# Set of tasks:
1 > Answer these questions about the patch:
(a) How many insertions and deletions does the patch report in total?
(b) Which two lines does the patch add to ox/__init__.py?
(c) Which content-type must the header start with before get_embed_code reads the page at the URL?
2 > Can you sum up the patch in two sentences?
3 > Continue the patch after its last line.

# Text section:
□ □ □ □

From b506c13bb27a4a4d45999929346a5bfb15e10500 Mon Sep 17 00:00:00 2001
From: j <0x006A@0x2620.org>
Date: Tue, 10 Jan 2012 14:30:29 +0530
Subject: [PATCH] add oembed discovery, fix wikipedia parser

---
 ox/__init__.py      |  2 ++
 ox/oembed.py        | 31 +++++++++++++++++++++++++++++++
 ox/utils.py         |  4 ++++
 ox/web/wikipedia.py | 11 ++++++++++-
 4 files changed, 47 insertions(+), 1 deletion(-)
 create mode 100644 ox/oembed.py

diff --git a/ox/__init__.py b/ox/__init__.py
index f8cf598..54d7c45 100644
--- a/ox/__init__.py
+++ b/ox/__init__.py
@@ -8,6 +8,7 @@ import js
 import jsonc
 import net
 import srt
+import utils
 
 from api import *
 from file import *
@@ -18,5 +19,6 @@ from image import *
 from location import *
 from movie import *
 from normalize import *
+from oembed import *
 from text import *
 from torrent import *
diff --git a/ox/oembed.py b/ox/oembed.py
new file mode 100644
index 0000000..822ff14
--- /dev/null
+++ b/ox/oembed.py
@@ -0,0 +1,31 @@
+# -*- coding: utf-8 -*-
+# ci:si:et:sw=4:sts=4:ts=4
+import re
+from text import findRe
+import cache
+from utils import json, ET
+
+def get_embed_code(url, maxwidth=None, maxheight=None):
+    embed = {}
+    header = cache.getHeaders(url)
+    if header.get('content-type', '').startswith('text/html'):
+        html = cache.readUrl(url)
+        json_oembed = filter(lambda l: 'json+oembed' in l, re.compile('<link.*?>').findall(html))
+        xml_oembed = filter(lambda l: 'xml+oembed' in l, re.compile('<link.*?>').findall(html))
+        if json_oembed:
+            oembed_url = findRe(json_oembed[0], 'href="(.*?)"')
+            if maxwidth:
+                oembed_url += '&maxwidth=%d' % maxwidth
+            if maxheight:
+                oembed_url += '&maxheight=%d' % maxheight
+            embed = json.loads(cache.readUrl(oembed_url))
+        elif xml_oembed:
+            oembed_url = findRe(json_oembed[0], 'href="(.*?)"')
+            if maxwidth:
+                oembed_url += '&maxwidth=%d' % maxwidth
+            if maxheight:
+                oembed_url += '&maxheight=%d' % maxheight
+            data = cache.readUrl(oembed_url)

□ □ □ □

# Data excerpt:

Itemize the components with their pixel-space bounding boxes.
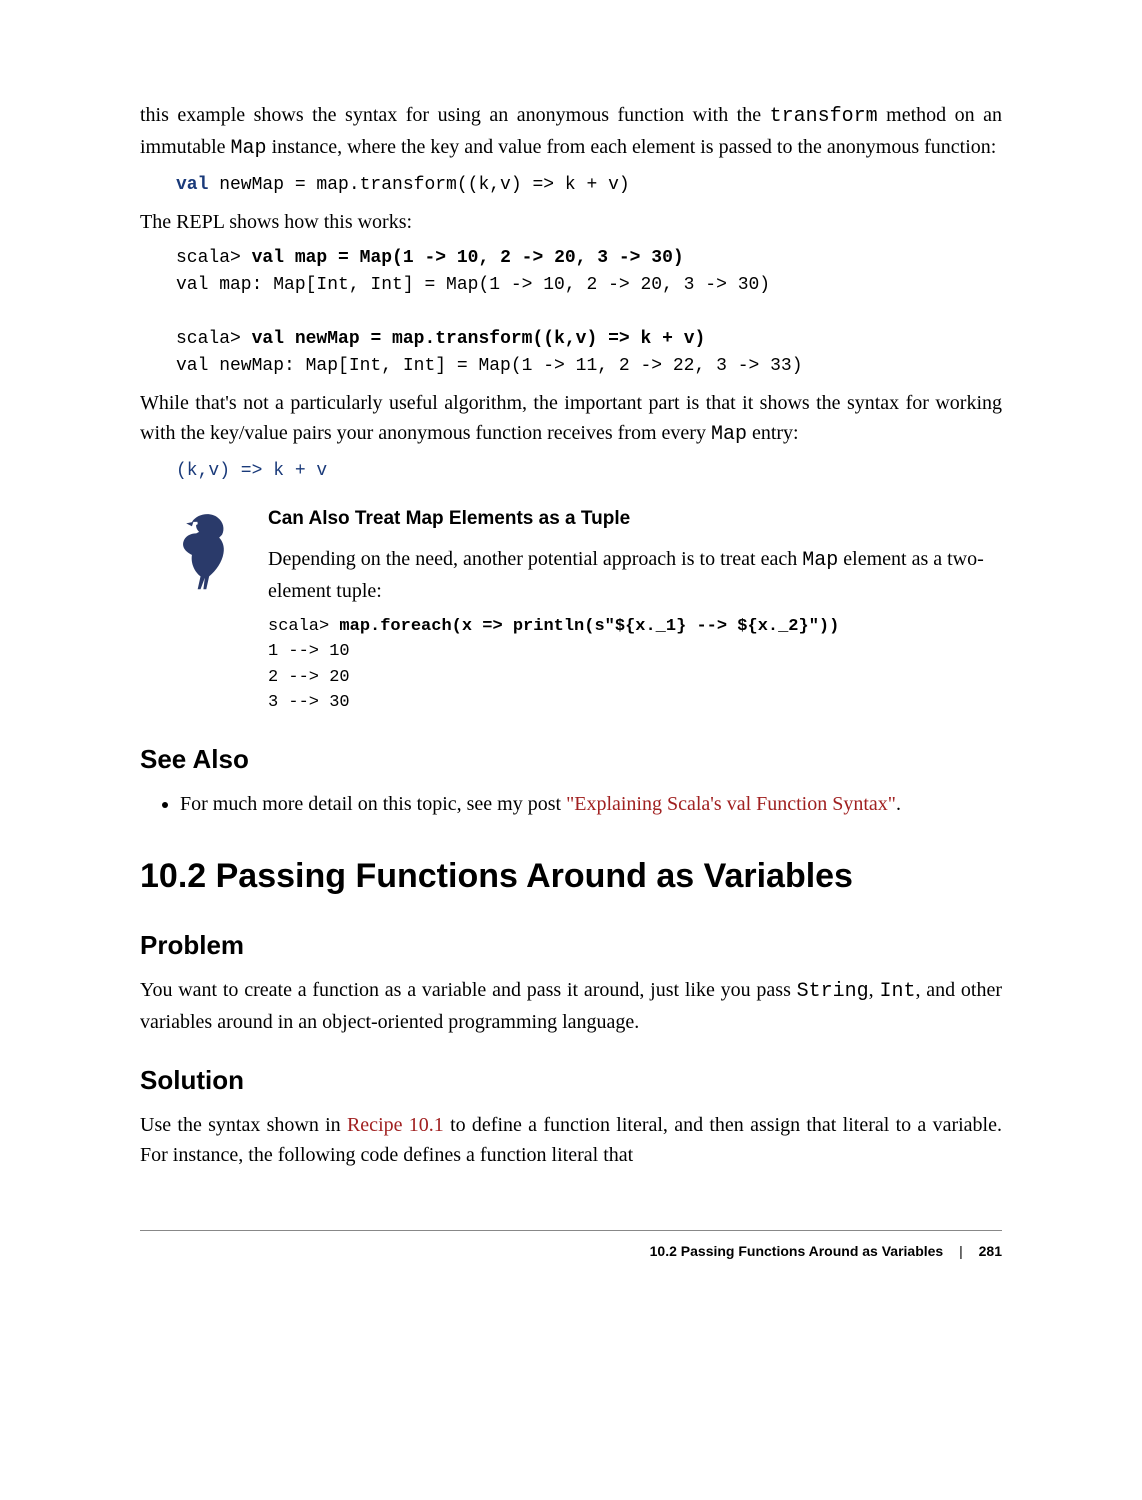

□ □ □ □

# Task-by-task outputs:
1 >
(a) 47 insertions and 1 deletion.
(b) "import utils" and "from oembed import *".
(c) 'text/html'.

2 > The patch, titled "add oembed discovery, fix wikipedia parser," changes four files and creates ox/oembed.py, which ox/__init__.py now imports along with utils. Its new get_embed_code function checks whether a URL serves HTML, looks for link tags marked json+oembed or xml+oembed, adds any maxwidth and maxheight values to the oEmbed URL it finds, and loads the JSON response.

3 >
+            for e in ET.fromstring(data):
+                embed[e.tag] = e.text
+    return embed
diff --git a/ox/utils.py b/ox/utils.py
index 047ade2..11c6300 100644
--- a/ox/utils.py
+++ b/ox/utils.py
@@ -13,3 +13,7 @@ except ImportError:
     except ImportError:
         from django.utils import simplejson as json
 
+try:
+    import xml.etree.ElementTree as ET
+except:
+    import elementtree.ElementTree as ET
diff --git a/ox/web/wikipedia.py b/ox/web/wikipedia.py
index 27c57b1..e339e17 100644
--- a/ox/web/wikipedia.py
+++ b/ox/web/wikipedia.py
@@ -72,9 +72,18 @@ def getMovieData(wikipediaUrl):
     elif 'amg_id' in filmbox and filmbox['amg_id'].startswith('1:'):
         filmbox['amg_id'] = filmbox['amg_id'][2:]
 
-    r = re.compile('{{IMDb title\|(\d{7})', re.IGNORECASE).findall(data)
+    r = re.compile('{{IMDb title\|id=(\d{7})', re.IGNORECASE).findall(data)
     if r:
         filmbox['imdb_id'] = r[0]
+    else:
+        r = re.compile('{{IMDb title\|(\d{7})', re.IGNORECASE).findall(data)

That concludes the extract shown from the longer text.